◆ **Aim of the exercise**
Restate, word for word, all of the material shown below.

(Dataset items)
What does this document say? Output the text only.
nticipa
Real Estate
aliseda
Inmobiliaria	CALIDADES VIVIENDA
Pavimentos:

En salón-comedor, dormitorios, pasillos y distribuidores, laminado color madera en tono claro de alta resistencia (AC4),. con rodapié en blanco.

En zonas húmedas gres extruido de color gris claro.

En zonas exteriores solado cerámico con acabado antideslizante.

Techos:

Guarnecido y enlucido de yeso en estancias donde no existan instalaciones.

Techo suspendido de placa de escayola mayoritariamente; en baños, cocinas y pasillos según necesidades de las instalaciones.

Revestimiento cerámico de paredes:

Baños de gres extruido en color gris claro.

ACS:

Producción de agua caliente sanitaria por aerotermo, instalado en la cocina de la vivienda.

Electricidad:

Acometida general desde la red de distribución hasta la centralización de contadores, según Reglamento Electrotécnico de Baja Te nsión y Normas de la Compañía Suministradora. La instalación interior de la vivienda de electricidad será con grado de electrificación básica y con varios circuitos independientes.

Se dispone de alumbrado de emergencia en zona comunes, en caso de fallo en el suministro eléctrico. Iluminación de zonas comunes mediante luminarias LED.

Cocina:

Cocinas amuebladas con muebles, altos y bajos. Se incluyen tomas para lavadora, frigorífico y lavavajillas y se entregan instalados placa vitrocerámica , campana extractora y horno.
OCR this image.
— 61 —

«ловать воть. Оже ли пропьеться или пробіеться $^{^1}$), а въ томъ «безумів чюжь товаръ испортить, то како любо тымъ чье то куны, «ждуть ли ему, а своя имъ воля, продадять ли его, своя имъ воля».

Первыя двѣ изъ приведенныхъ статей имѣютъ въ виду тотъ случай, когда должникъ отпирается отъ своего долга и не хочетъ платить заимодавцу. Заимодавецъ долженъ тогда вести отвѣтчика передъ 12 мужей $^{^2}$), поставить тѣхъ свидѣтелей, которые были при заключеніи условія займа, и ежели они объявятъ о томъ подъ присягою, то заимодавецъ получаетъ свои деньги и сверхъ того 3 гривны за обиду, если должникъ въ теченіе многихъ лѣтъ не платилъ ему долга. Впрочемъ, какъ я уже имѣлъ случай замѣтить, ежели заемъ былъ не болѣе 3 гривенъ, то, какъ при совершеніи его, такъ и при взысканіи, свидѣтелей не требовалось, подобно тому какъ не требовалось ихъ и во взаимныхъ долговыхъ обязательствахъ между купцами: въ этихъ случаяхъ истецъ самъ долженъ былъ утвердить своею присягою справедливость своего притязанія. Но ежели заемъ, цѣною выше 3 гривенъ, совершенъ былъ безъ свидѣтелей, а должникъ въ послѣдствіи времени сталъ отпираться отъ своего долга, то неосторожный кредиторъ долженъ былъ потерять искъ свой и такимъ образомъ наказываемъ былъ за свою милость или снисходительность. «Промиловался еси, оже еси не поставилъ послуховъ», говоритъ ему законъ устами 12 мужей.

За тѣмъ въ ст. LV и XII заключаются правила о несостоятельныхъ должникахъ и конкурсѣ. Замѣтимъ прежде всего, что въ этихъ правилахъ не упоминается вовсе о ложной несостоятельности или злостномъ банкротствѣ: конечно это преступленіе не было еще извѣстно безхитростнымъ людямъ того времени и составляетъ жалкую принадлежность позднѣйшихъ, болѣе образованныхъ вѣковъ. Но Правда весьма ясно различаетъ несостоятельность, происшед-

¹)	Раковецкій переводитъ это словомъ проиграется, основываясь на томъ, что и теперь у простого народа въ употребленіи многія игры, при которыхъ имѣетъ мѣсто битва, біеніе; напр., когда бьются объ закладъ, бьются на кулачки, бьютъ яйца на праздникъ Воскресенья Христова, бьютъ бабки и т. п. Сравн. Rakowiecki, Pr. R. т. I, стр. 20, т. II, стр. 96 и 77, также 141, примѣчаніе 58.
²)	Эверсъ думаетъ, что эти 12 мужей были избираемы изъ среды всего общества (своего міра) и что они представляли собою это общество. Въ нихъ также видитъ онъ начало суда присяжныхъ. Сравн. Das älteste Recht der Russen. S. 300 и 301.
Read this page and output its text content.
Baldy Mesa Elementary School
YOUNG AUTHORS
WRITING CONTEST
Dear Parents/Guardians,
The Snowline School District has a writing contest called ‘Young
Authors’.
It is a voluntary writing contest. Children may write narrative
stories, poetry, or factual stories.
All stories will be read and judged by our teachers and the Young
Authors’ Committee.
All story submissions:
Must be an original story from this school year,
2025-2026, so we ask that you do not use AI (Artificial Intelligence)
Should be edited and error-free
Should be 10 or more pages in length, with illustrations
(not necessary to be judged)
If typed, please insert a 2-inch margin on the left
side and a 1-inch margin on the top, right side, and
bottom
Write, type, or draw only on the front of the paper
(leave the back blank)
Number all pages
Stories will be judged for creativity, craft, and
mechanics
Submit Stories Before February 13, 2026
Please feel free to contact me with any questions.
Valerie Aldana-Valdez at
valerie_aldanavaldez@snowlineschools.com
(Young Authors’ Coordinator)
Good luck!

◆ **Solution for this exercise**
What does this document say? Output the text only.
nticipa
Real Estate
aliseda
Inmobiliaria	CALIDADES VIVIENDA
Pavimentos:

En salón-comedor, dormitorios, pasillos y distribuidores, laminado color madera en tono claro de alta resistencia (AC4),. con rodapié en blanco.

En zonas húmedas gres extruido de color gris claro.

En zonas exteriores solado cerámico con acabado antideslizante.

Techos:

Guarnecido y enlucido de yeso en estancias donde no existan instalaciones.

Techo suspendido de placa de escayola mayoritariamente; en baños, cocinas y pasillos según necesidades de las instalaciones.

Revestimiento cerámico de paredes:

Baños de gres extruido en color gris claro.

ACS:

Producción de agua caliente sanitaria por aerotermo, instalado en la cocina de la vivienda.

Electricidad:

Acometida general desde la red de distribución hasta la centralización de contadores, según Reglamento Electrotécnico de Baja Te nsión y Normas de la Compañía Suministradora. La instalación interior de la vivienda de electricidad será con grado de electrificación básica y con varios circuitos independientes.

Se dispone de alumbrado de emergencia en zona comunes, en caso de fallo en el suministro eléctrico. Iluminación de zonas comunes mediante luminarias LED.

Cocina:

Cocinas amuebladas con muebles, altos y bajos. Se incluyen tomas para lavadora, frigorífico y lavavajillas y se entregan instalados placa vitrocerámica , campana extractora y horno.
OCR this image.
— 61 —

«ловать воть. Оже ли пропьеться или пробіеться $^{^1}$), а въ томъ «безумів чюжь товаръ испортить, то како любо тымъ чье то куны, «ждуть ли ему, а своя имъ воля, продадять ли его, своя имъ воля».

Первыя двѣ изъ приведенныхъ статей имѣютъ въ виду тотъ случай, когда должникъ отпирается отъ своего долга и не хочетъ платить заимодавцу. Заимодавецъ долженъ тогда вести отвѣтчика передъ 12 мужей $^{^2}$), поставить тѣхъ свидѣтелей, которые были при заключеніи условія займа, и ежели они объявятъ о томъ подъ присягою, то заимодавецъ получаетъ свои деньги и сверхъ того 3 гривны за обиду, если должникъ въ теченіе многихъ лѣтъ не платилъ ему долга. Впрочемъ, какъ я уже имѣлъ случай замѣтить, ежели заемъ былъ не болѣе 3 гривенъ, то, какъ при совершеніи его, такъ и при взысканіи, свидѣтелей не требовалось, подобно тому какъ не требовалось ихъ и во взаимныхъ долговыхъ обязательствахъ между купцами: въ этихъ случаяхъ истецъ самъ долженъ былъ утвердить своею присягою справедливость своего притязанія. Но ежели заемъ, цѣною выше 3 гривенъ, совершенъ былъ безъ свидѣтелей, а должникъ въ послѣдствіи времени сталъ отпираться отъ своего долга, то неосторожный кредиторъ долженъ былъ потерять искъ свой и такимъ образомъ наказываемъ былъ за свою милость или снисходительность. «Промиловался еси, оже еси не поставилъ послуховъ», говоритъ ему законъ устами 12 мужей.

За тѣмъ въ ст. LV и XII заключаются правила о несостоятельныхъ должникахъ и конкурсѣ. Замѣтимъ прежде всего, что въ этихъ правилахъ не упоминается вовсе о ложной несостоятельности или злостномъ банкротствѣ: конечно это преступленіе не было еще извѣстно безхитростнымъ людямъ того времени и составляетъ жалкую принадлежность позднѣйшихъ, болѣе образованныхъ вѣковъ. Но Правда весьма ясно различаетъ несостоятельность, происшед-

¹)	Раковецкій переводитъ это словомъ проиграется, основываясь на томъ, что и теперь у простого народа въ употребленіи многія игры, при которыхъ имѣетъ мѣсто битва, біеніе; напр., когда бьются объ закладъ, бьются на кулачки, бьютъ яйца на праздникъ Воскресенья Христова, бьютъ бабки и т. п. Сравн. Rakowiecki, Pr. R. т. I, стр. 20, т. II, стр. 96 и 77, также 141, примѣчаніе 58.
²)	Эверсъ думаетъ, что эти 12 мужей были избираемы изъ среды всего общества (своего міра) и что они представляли собою это общество. Въ нихъ также видитъ онъ начало суда присяжныхъ. Сравн. Das älteste Recht der Russen. S. 300 и 301.
Read this page and output its text content.
Baldy Mesa Elementary School
YOUNG AUTHORS
WRITING CONTEST
Dear Parents/Guardians,
The Snowline School District has a writing contest called ‘Young
Authors’.
It is a voluntary writing contest. Children may write narrative
stories, poetry, or factual stories.
All stories will be read and judged by our teachers and the Young
Authors’ Committee.
All story submissions:
Must be an original story from this school year,
2025-2026, so we ask that you do not use AI (Artificial Intelligence)
Should be edited and error-free
Should be 10 or more pages in length, with illustrations
(not necessary to be judged)
If typed, please insert a 2-inch margin on the left
side and a 1-inch margin on the top, right side, and
bottom
Write, type, or draw only on the front of the paper
(leave the back blank)
Number all pages
Stories will be judged for creativity, craft, and
mechanics
Submit Stories Before February 13, 2026
Please feel free to contact me with any questions.
Valerie Aldana-Valdez at
valerie_aldanavaldez@snowlineschools.com
(Young Authors’ Coordinator)
Good luck!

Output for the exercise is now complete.